[Stored items]
+--

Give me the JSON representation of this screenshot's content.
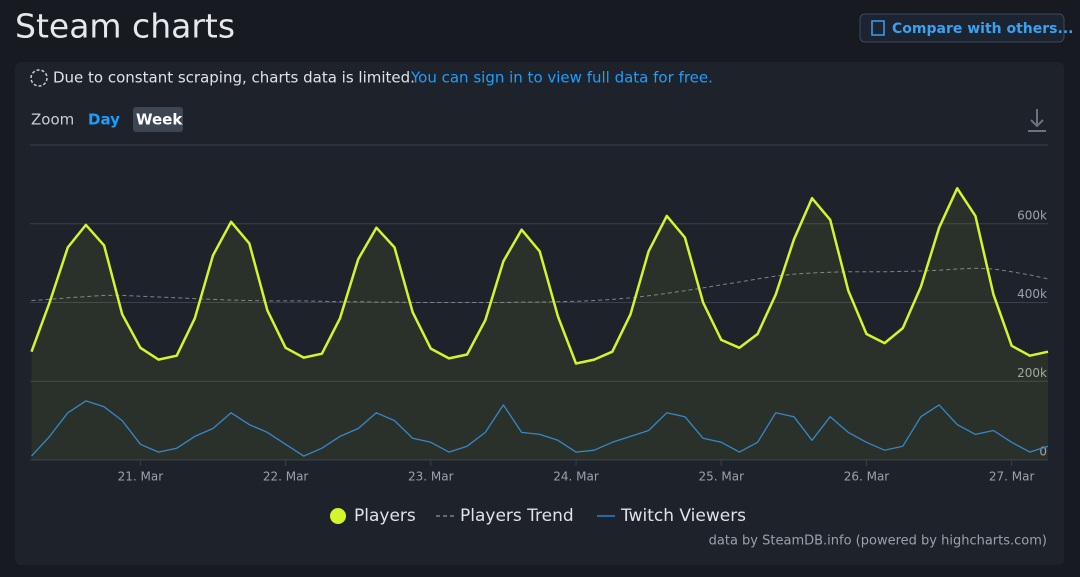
{
  "header": {
    "title": "Steam charts",
    "button": "Compare with others..."
  },
  "notice": {
    "text": "Due to constant scraping, charts data is limited.",
    "link": "You can sign in to view full data for free."
  },
  "zoom": {
    "label": "Zoom",
    "options": [
      "Day",
      "Week"
    ]
  },
  "chart_data": {
    "type": "line",
    "x": [
      20.25,
      20.375,
      20.5,
      20.625,
      20.75,
      20.875,
      21,
      21.125,
      21.25,
      21.375,
      21.5,
      21.625,
      21.75,
      21.875,
      22,
      22.125,
      22.25,
      22.375,
      22.5,
      22.625,
      22.75,
      22.875,
      23,
      23.125,
      23.25,
      23.375,
      23.5,
      23.625,
      23.75,
      23.875,
      24,
      24.125,
      24.25,
      24.375,
      24.5,
      24.625,
      24.75,
      24.875,
      25,
      25.125,
      25.25,
      25.375,
      25.5,
      25.625,
      25.75,
      25.875,
      26,
      26.125,
      26.25,
      26.375,
      26.5,
      26.625,
      26.75,
      26.875,
      27,
      27.125,
      27.25
    ],
    "xlim": [
      20.24,
      27.25
    ],
    "xticks": [
      {
        "value": 21,
        "label": "21. Mar"
      },
      {
        "value": 22,
        "label": "22. Mar"
      },
      {
        "value": 23,
        "label": "23. Mar"
      },
      {
        "value": 24,
        "label": "24. Mar"
      },
      {
        "value": 25,
        "label": "25. Mar"
      },
      {
        "value": 26,
        "label": "26. Mar"
      },
      {
        "value": 27,
        "label": "27. Mar"
      }
    ],
    "ylim": [
      0,
      800000
    ],
    "yticks": [
      0,
      {
        "value": 200000,
        "label": "200k"
      },
      {
        "value": 400000,
        "label": "400k"
      },
      {
        "value": 600000,
        "label": "600k"
      }
    ],
    "grid": true,
    "series": [
      {
        "name": "Players",
        "color": "#d4f52c",
        "style": "solid",
        "area": true,
        "values": [
          275000,
          400000,
          540000,
          597000,
          545000,
          370000,
          285000,
          255000,
          265000,
          360000,
          520000,
          605000,
          550000,
          380000,
          285000,
          260000,
          270000,
          360000,
          510000,
          590000,
          540000,
          375000,
          283000,
          258000,
          268000,
          355000,
          505000,
          585000,
          530000,
          365000,
          245000,
          255000,
          275000,
          370000,
          530000,
          620000,
          565000,
          400000,
          305000,
          285000,
          320000,
          420000,
          560000,
          665000,
          610000,
          430000,
          320000,
          297000,
          335000,
          440000,
          590000,
          690000,
          620000,
          420000,
          290000,
          265000,
          275000
        ]
      },
      {
        "name": "Players Trend",
        "color": "#7c828c",
        "style": "dashed",
        "area": false,
        "values": [
          405000,
          408000,
          412000,
          415000,
          418000,
          418000,
          416000,
          414000,
          412000,
          410000,
          408000,
          406000,
          405000,
          404000,
          404000,
          404000,
          403000,
          402000,
          402000,
          401000,
          401000,
          400000,
          400000,
          400000,
          400000,
          400000,
          400000,
          401000,
          401000,
          402000,
          403000,
          405000,
          408000,
          412000,
          417000,
          423000,
          430000,
          437000,
          445000,
          452000,
          460000,
          467000,
          472000,
          475000,
          477000,
          478000,
          478000,
          478000,
          479000,
          480000,
          482000,
          485000,
          487000,
          485000,
          478000,
          470000,
          460000
        ]
      },
      {
        "name": "Twitch Viewers",
        "color": "#2a7fd4",
        "style": "solid",
        "area": false,
        "values": [
          10000,
          60000,
          120000,
          150000,
          135000,
          100000,
          40000,
          20000,
          30000,
          60000,
          80000,
          120000,
          90000,
          70000,
          40000,
          10000,
          30000,
          60000,
          80000,
          120000,
          100000,
          55000,
          45000,
          20000,
          35000,
          70000,
          140000,
          70000,
          65000,
          50000,
          20000,
          25000,
          45000,
          60000,
          75000,
          120000,
          110000,
          55000,
          45000,
          20000,
          45000,
          120000,
          110000,
          50000,
          110000,
          70000,
          45000,
          25000,
          35000,
          110000,
          140000,
          90000,
          65000,
          75000,
          45000,
          20000,
          35000
        ]
      }
    ],
    "credits": "data by SteamDB.info (powered by highcharts.com)"
  }
}
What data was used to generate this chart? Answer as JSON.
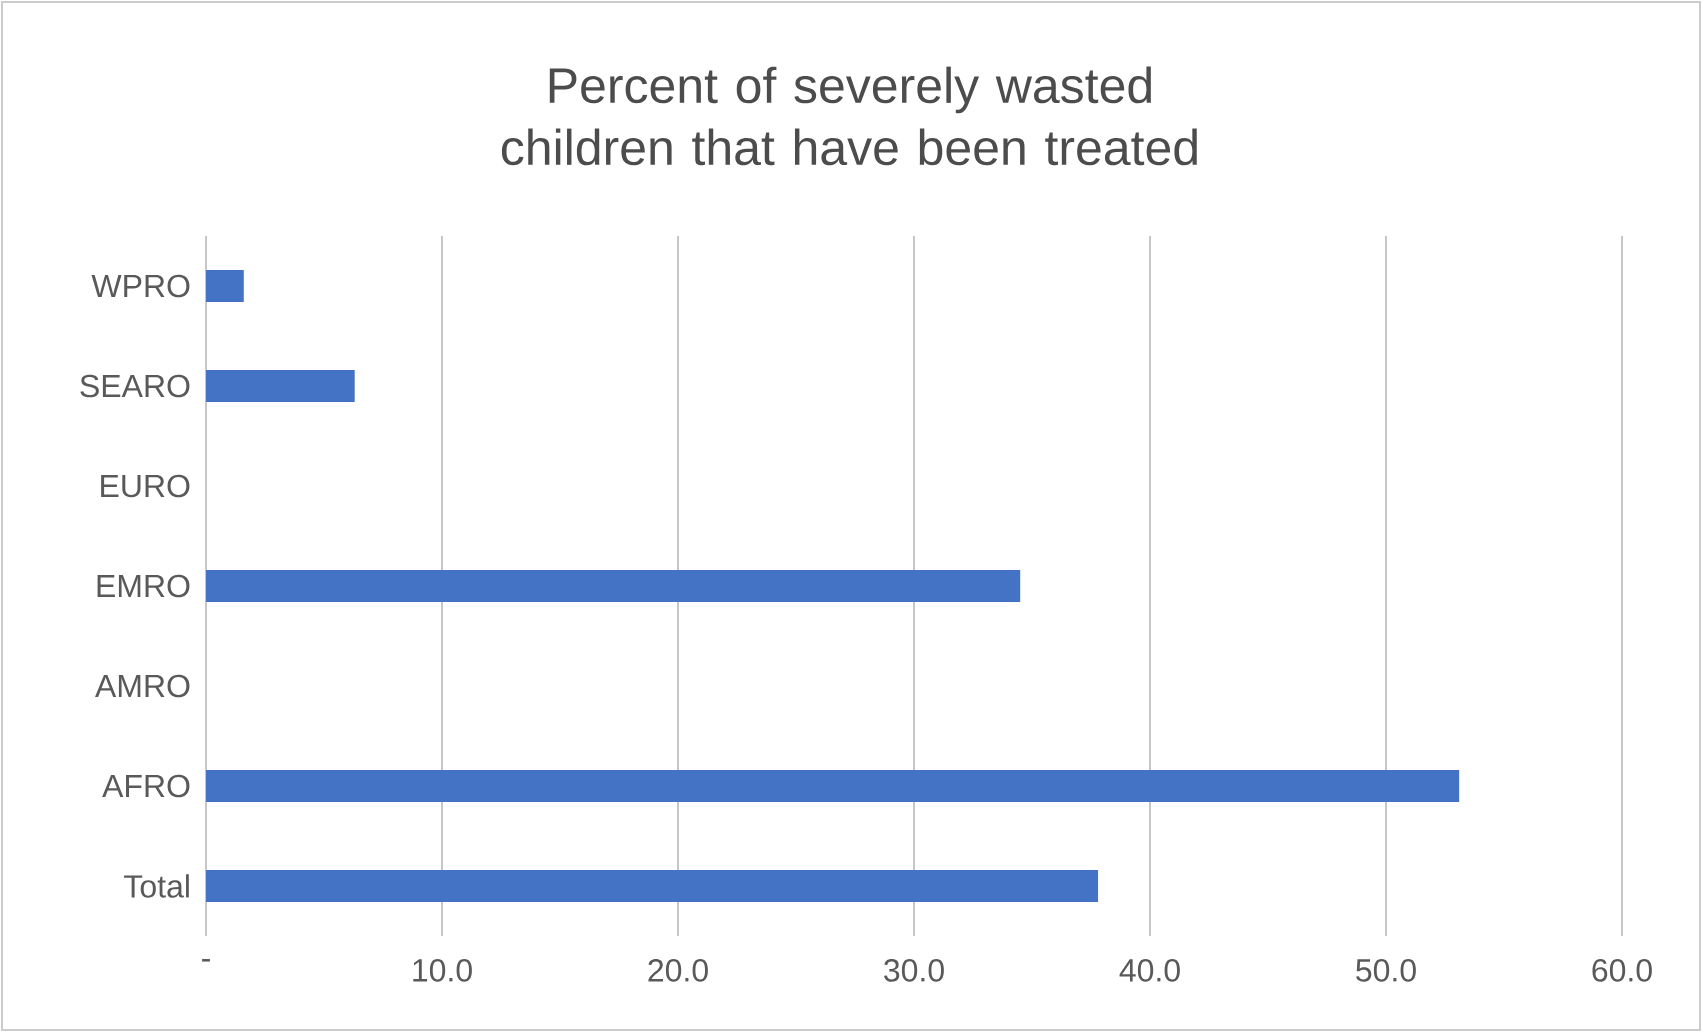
{
  "chart_data": {
    "type": "bar",
    "orientation": "horizontal",
    "title": "Percent of severely wasted children that have been treated",
    "categories": [
      "WPRO",
      "SEARO",
      "EURO",
      "EMRO",
      "AMRO",
      "AFRO",
      "Total"
    ],
    "values": [
      1.6,
      6.3,
      null,
      34.5,
      null,
      53.1,
      37.8
    ],
    "color": "#4472c4",
    "xlim": [
      0,
      60
    ],
    "xticks": [
      {
        "value": 0,
        "label": "-"
      },
      {
        "value": 10,
        "label": "10.0"
      },
      {
        "value": 20,
        "label": "20.0"
      },
      {
        "value": 30,
        "label": "30.0"
      },
      {
        "value": 40,
        "label": "40.0"
      },
      {
        "value": 50,
        "label": "50.0"
      },
      {
        "value": 60,
        "label": "60.0"
      }
    ],
    "grid": "x"
  }
}
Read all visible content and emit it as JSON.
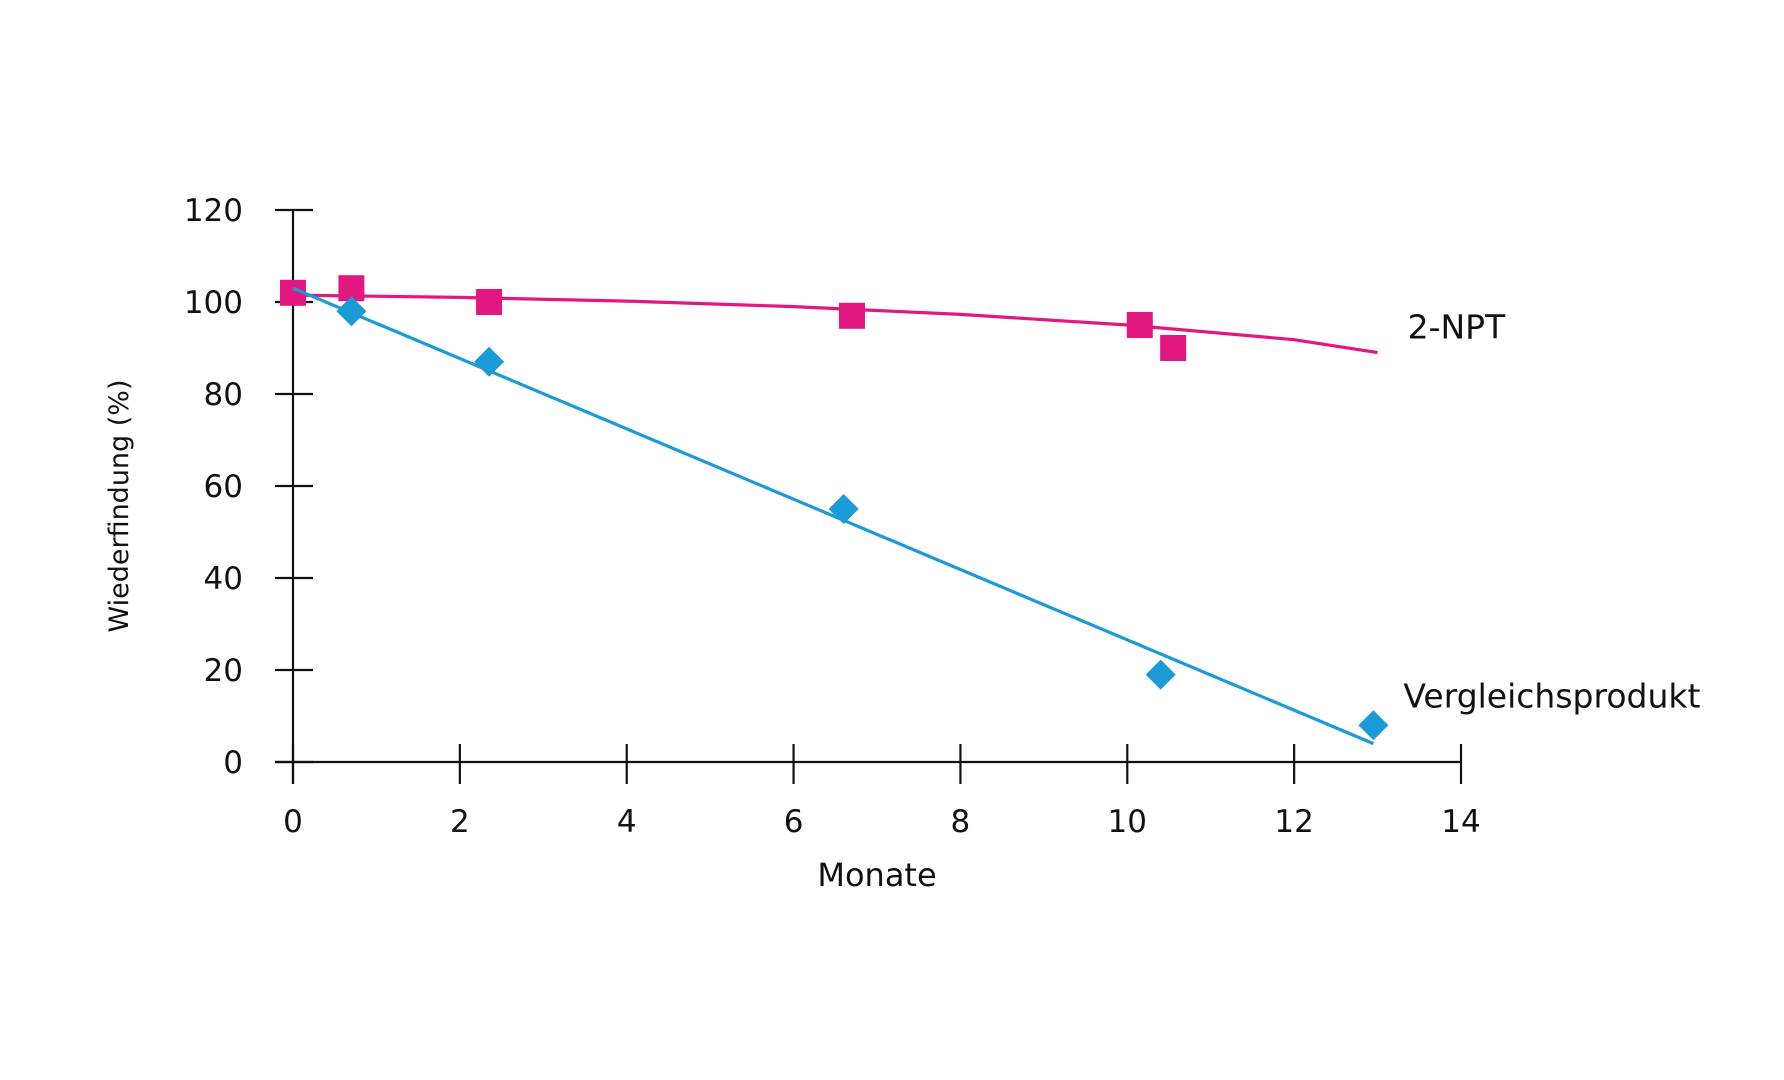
{
  "chart_data": {
    "type": "scatter",
    "title": "",
    "xlabel": "Monate",
    "ylabel": "Wiederfindung (%)",
    "xlim": [
      0,
      14
    ],
    "ylim": [
      0,
      120
    ],
    "xticks": [
      "0",
      "2",
      "4",
      "6",
      "8",
      "10",
      "12",
      "14"
    ],
    "yticks": [
      "0",
      "20",
      "40",
      "60",
      "80",
      "100",
      "120"
    ],
    "grid": false,
    "legend": "direct labels at right end of each series",
    "series": [
      {
        "name": "2-NPT",
        "marker": "square",
        "color": "#e2177f",
        "points": [
          {
            "x": 0,
            "y": 102
          },
          {
            "x": 0.7,
            "y": 103
          },
          {
            "x": 2.35,
            "y": 100
          },
          {
            "x": 6.7,
            "y": 97
          },
          {
            "x": 10.15,
            "y": 95
          },
          {
            "x": 10.55,
            "y": 90
          }
        ],
        "trend": [
          {
            "x": 0,
            "y": 101.5
          },
          {
            "x": 2,
            "y": 101
          },
          {
            "x": 4,
            "y": 100.2
          },
          {
            "x": 6,
            "y": 99
          },
          {
            "x": 8,
            "y": 97.3
          },
          {
            "x": 10,
            "y": 95
          },
          {
            "x": 12,
            "y": 91.8
          },
          {
            "x": 13,
            "y": 89
          }
        ]
      },
      {
        "name": "Vergleichsprodukt",
        "marker": "diamond",
        "color": "#1a9ad6",
        "points": [
          {
            "x": 0.7,
            "y": 98
          },
          {
            "x": 2.35,
            "y": 87
          },
          {
            "x": 6.6,
            "y": 55
          },
          {
            "x": 10.4,
            "y": 19
          },
          {
            "x": 12.95,
            "y": 8
          }
        ],
        "trend": [
          {
            "x": 0,
            "y": 103
          },
          {
            "x": 12.95,
            "y": 4
          }
        ]
      }
    ]
  }
}
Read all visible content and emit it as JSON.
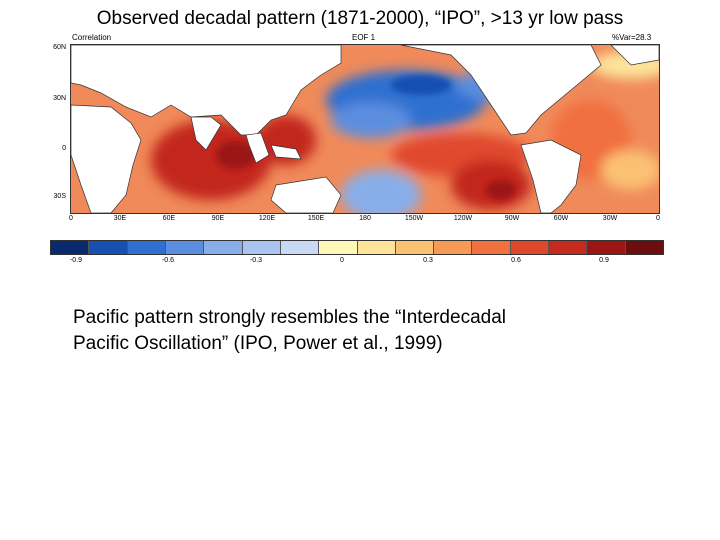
{
  "title": "Observed decadal pattern (1871-2000), “IPO”, >13 yr low pass",
  "map": {
    "left_label": "Correlation",
    "center_label": "EOF 1",
    "right_label": "%Var=28.3",
    "lat_labels": [
      "60N",
      "30N",
      "0",
      "30S"
    ],
    "lon_labels": [
      "0",
      "30E",
      "60E",
      "90E",
      "120E",
      "150E",
      "180",
      "150W",
      "120W",
      "90W",
      "60W",
      "30W",
      "0"
    ]
  },
  "colorbar": {
    "colors": [
      "#0a2a6e",
      "#1750b0",
      "#2f6fd0",
      "#5b8ee0",
      "#88aeea",
      "#a9c4f0",
      "#c8d9f6",
      "#fff7b8",
      "#fde49a",
      "#fbc173",
      "#f79a56",
      "#f0703f",
      "#e0482d",
      "#c62a1e",
      "#9d1512",
      "#6e0d0d"
    ],
    "labels": [
      "-0.9",
      "-0.6",
      "-0.3",
      "0",
      "0.3",
      "0.6",
      "0.9"
    ]
  },
  "note_lines": [
    "Pacific pattern strongly resembles the “Interdecadal",
    "Pacific Oscillation” (IPO, Power et al., 1999)"
  ]
}
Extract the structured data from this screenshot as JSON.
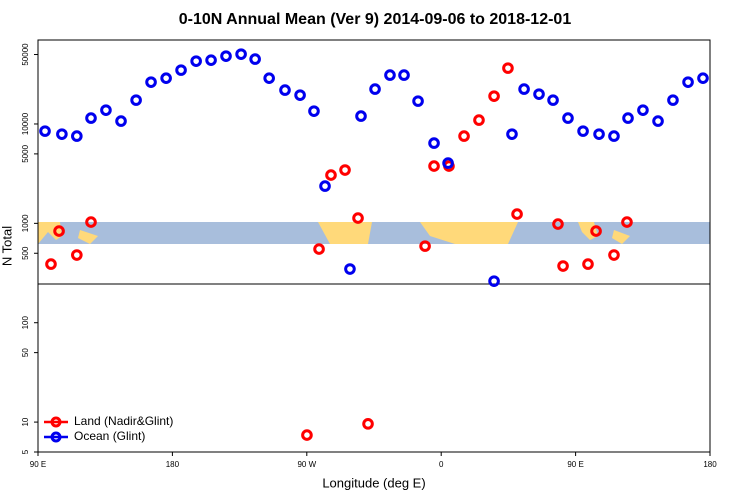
{
  "chart_data": {
    "type": "scatter",
    "title": "0-10N Annual Mean (Ver 9)   2014-09-06 to 2018-12-01",
    "xlabel": "Longitude (deg E)",
    "ylabel": "N Total",
    "xlim": [
      90,
      540
    ],
    "ylim": [
      5,
      70000
    ],
    "log_y": true,
    "legend": "bottom left",
    "xticks": [
      {
        "value": 90,
        "label": "90 E"
      },
      {
        "value": 180,
        "label": "180"
      },
      {
        "value": 270,
        "label": "90 W"
      },
      {
        "value": 360,
        "label": "0"
      },
      {
        "value": 450,
        "label": "90 E"
      },
      {
        "value": 540,
        "label": "180"
      }
    ],
    "yticks": [
      5,
      10,
      50,
      100,
      500,
      1000,
      5000,
      10000,
      50000
    ],
    "series": [
      {
        "name": "Land (Nadir&Glint)",
        "color": "#ff0000",
        "x": [
          98.7,
          104.1,
          116,
          125.5,
          270.1,
          278.2,
          286.2,
          295.6,
          304.3,
          311,
          349.2,
          355.2,
          365.2,
          375.3,
          385.3,
          395.4,
          404.7,
          410.8,
          438.2,
          441.6,
          458.3,
          463.7,
          475.7,
          484.4
        ],
        "values": [
          389,
          836,
          480,
          1030,
          7.4,
          551,
          3060,
          3440,
          1130,
          9.6,
          590,
          3770,
          3770,
          7550,
          10940,
          19060,
          36480,
          1240,
          984,
          372,
          389,
          836,
          480,
          1030
        ]
      },
      {
        "name": "Ocean (Glint)",
        "color": "#0000ee",
        "x": [
          94.7,
          106,
          116,
          125.5,
          135.5,
          145.6,
          155.7,
          165.7,
          175.8,
          185.8,
          195.9,
          205.9,
          215.9,
          226,
          235.4,
          244.8,
          255.4,
          265.5,
          274.8,
          282.2,
          298.9,
          306.3,
          315.7,
          325.7,
          335.1,
          344.5,
          355.2,
          364.6,
          395.4,
          407.4,
          415.5,
          425.5,
          434.9,
          444.9,
          455,
          465.7,
          475.7,
          485.1,
          495.1,
          505.2,
          515.2,
          525.3,
          535.3
        ],
        "values": [
          8476,
          7900,
          7550,
          11460,
          13780,
          10690,
          17380,
          26360,
          28900,
          34830,
          42870,
          43870,
          48150,
          50440,
          44970,
          28900,
          21930,
          19500,
          13460,
          2371,
          347,
          12000,
          22440,
          31040,
          31040,
          16980,
          6420,
          4040,
          262,
          7900,
          22440,
          19960,
          17380,
          11460,
          8476,
          7900,
          7550,
          11460,
          13780,
          10690,
          17380,
          26360,
          28900
        ]
      }
    ]
  }
}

+--

Find the lines holding "pattern" and list every one.

  "title": "Observed decadal pattern (1871-2000), “IPO”, >13 yr low pass",
    "Pacific pattern strongly resembles the “Interdecadal",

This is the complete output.